• [What you have to do]: Reply with only the number of lines that contain the string "this".

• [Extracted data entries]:
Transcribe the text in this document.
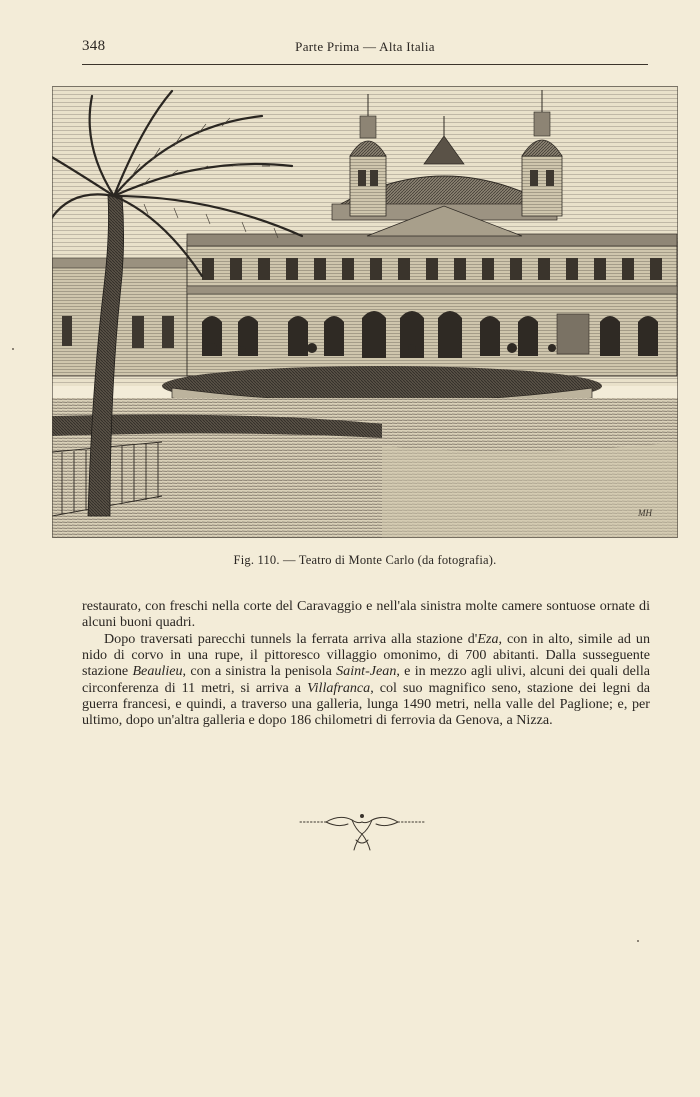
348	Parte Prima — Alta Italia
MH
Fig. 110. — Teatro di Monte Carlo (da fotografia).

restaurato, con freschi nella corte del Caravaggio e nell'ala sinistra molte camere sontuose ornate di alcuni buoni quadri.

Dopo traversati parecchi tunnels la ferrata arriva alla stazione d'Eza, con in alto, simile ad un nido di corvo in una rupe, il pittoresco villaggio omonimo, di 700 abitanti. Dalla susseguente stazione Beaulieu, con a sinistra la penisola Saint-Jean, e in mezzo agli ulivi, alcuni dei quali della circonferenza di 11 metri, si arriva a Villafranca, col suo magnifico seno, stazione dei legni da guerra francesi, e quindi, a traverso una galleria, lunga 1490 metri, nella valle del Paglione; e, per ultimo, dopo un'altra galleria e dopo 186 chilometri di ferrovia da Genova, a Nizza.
* * *
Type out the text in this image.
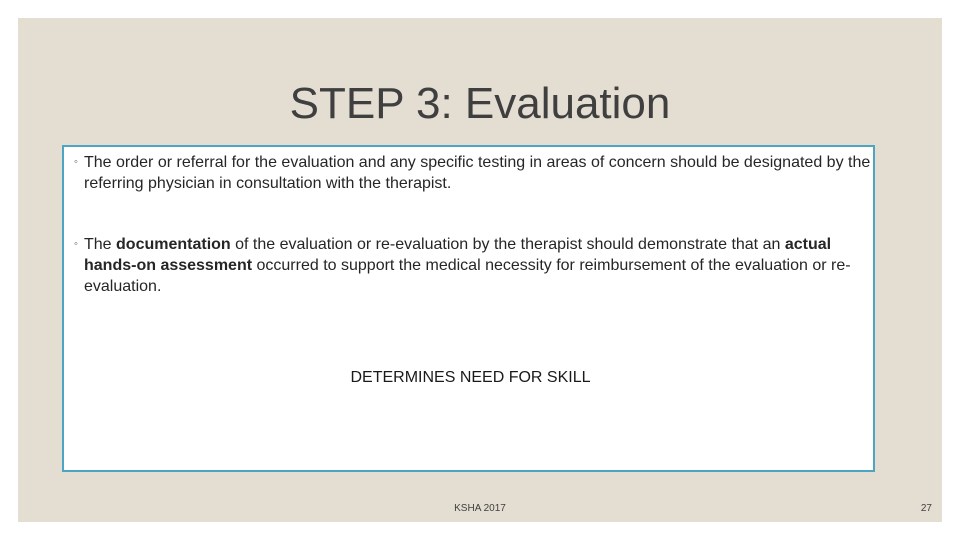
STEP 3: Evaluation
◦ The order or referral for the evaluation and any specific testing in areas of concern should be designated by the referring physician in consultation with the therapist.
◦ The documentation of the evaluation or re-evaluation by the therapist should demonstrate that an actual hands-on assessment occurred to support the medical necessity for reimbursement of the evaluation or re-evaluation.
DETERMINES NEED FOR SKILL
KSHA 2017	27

• [Result of the task]: 2